● **Aim of the exercise**
Determine how many lines of this material contain "JSON". Give only the number.

Stored entries:
▽

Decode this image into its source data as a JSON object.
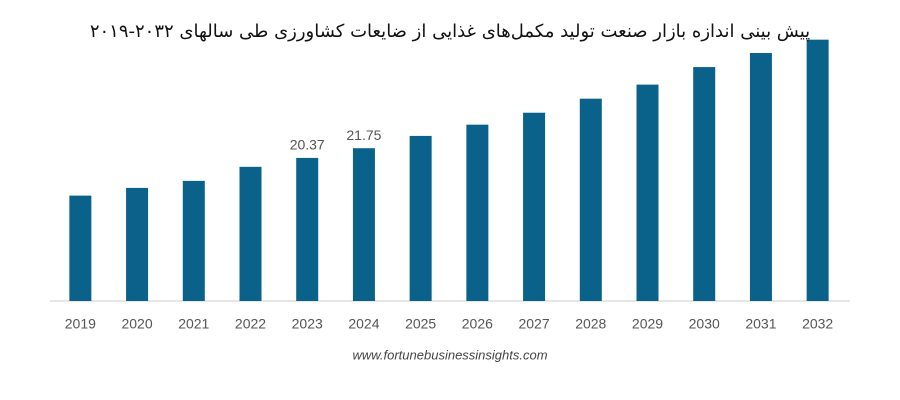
{
  "chart_data": {
    "type": "bar",
    "title": "پیش بینی اندازه بازار صنعت تولید مکمل‌های غذایی از ضایعات کشاورزی طی سالهای ۲۰۳۲-۲۰۱۹",
    "source": "www.fortunebusinessinsights.com",
    "categories": [
      "2019",
      "2020",
      "2021",
      "2022",
      "2023",
      "2024",
      "2025",
      "2026",
      "2027",
      "2028",
      "2029",
      "2030",
      "2031",
      "2032"
    ],
    "values": [
      15.0,
      16.1,
      17.1,
      19.1,
      20.37,
      21.75,
      23.5,
      25.1,
      26.8,
      28.8,
      30.8,
      33.3,
      35.3,
      37.2
    ],
    "value_labels": [
      null,
      null,
      null,
      null,
      "20.37",
      "21.75",
      null,
      null,
      null,
      null,
      null,
      null,
      null,
      null
    ],
    "color": "#0a6189",
    "ylim": [
      0,
      40
    ]
  }
}
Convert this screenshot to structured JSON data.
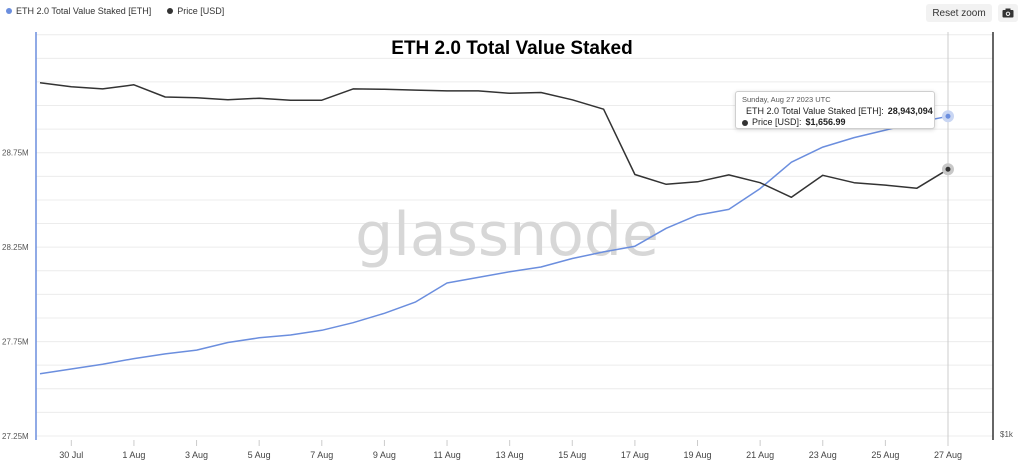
{
  "legend": {
    "items": [
      {
        "label": "ETH 2.0 Total Value Staked [ETH]",
        "color": "#6b8ede"
      },
      {
        "label": "Price [USD]",
        "color": "#333333"
      }
    ]
  },
  "controls": {
    "reset_zoom_label": "Reset zoom",
    "export_icon": "camera-icon"
  },
  "watermark": "glassnode",
  "tooltip": {
    "date": "Sunday, Aug 27 2023 UTC",
    "rows": [
      {
        "label": "ETH 2.0 Total Value Staked [ETH]:",
        "value": "28,943,094",
        "color": "#6b8ede"
      },
      {
        "label": "Price [USD]:",
        "value": "$1,656.99",
        "color": "#333333"
      }
    ]
  },
  "chart_data": {
    "type": "line",
    "title": "ETH 2.0 Total Value Staked",
    "x": [
      "29 Jul",
      "30 Jul",
      "31 Jul",
      "1 Aug",
      "2 Aug",
      "3 Aug",
      "4 Aug",
      "5 Aug",
      "6 Aug",
      "7 Aug",
      "8 Aug",
      "9 Aug",
      "10 Aug",
      "11 Aug",
      "12 Aug",
      "13 Aug",
      "14 Aug",
      "15 Aug",
      "16 Aug",
      "17 Aug",
      "18 Aug",
      "19 Aug",
      "20 Aug",
      "21 Aug",
      "22 Aug",
      "23 Aug",
      "24 Aug",
      "25 Aug",
      "26 Aug",
      "27 Aug"
    ],
    "x_tick_labels": [
      "30 Jul",
      "1 Aug",
      "3 Aug",
      "5 Aug",
      "7 Aug",
      "9 Aug",
      "11 Aug",
      "13 Aug",
      "15 Aug",
      "17 Aug",
      "19 Aug",
      "21 Aug",
      "23 Aug",
      "25 Aug",
      "27 Aug"
    ],
    "y_left": {
      "ticks": [
        "27.25M",
        "27.75M",
        "28.25M",
        "28.75M"
      ],
      "range": [
        27250000,
        29400000
      ]
    },
    "y_right": {
      "ticks": [
        "$1k"
      ],
      "range": [
        1000,
        2000
      ]
    },
    "legend_position": "top-left",
    "grid": true,
    "series": [
      {
        "name": "ETH 2.0 Total Value Staked [ETH]",
        "axis": "left",
        "color": "#6b8ede",
        "values": [
          27580000,
          27605000,
          27630000,
          27660000,
          27685000,
          27705000,
          27745000,
          27770000,
          27785000,
          27810000,
          27850000,
          27900000,
          27960000,
          28060000,
          28090000,
          28120000,
          28145000,
          28190000,
          28225000,
          28255000,
          28350000,
          28420000,
          28450000,
          28560000,
          28700000,
          28780000,
          28830000,
          28870000,
          28910000,
          28943094
        ]
      },
      {
        "name": "Price [USD]",
        "axis": "right",
        "color": "#333333",
        "values": [
          1870,
          1860,
          1855,
          1865,
          1835,
          1833,
          1828,
          1832,
          1827,
          1827,
          1855,
          1854,
          1852,
          1850,
          1850,
          1844,
          1846,
          1828,
          1805,
          1644,
          1620,
          1626,
          1643,
          1624,
          1588,
          1642,
          1624,
          1618,
          1610,
          1656.99
        ]
      }
    ]
  }
}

△

● **Finished task**
2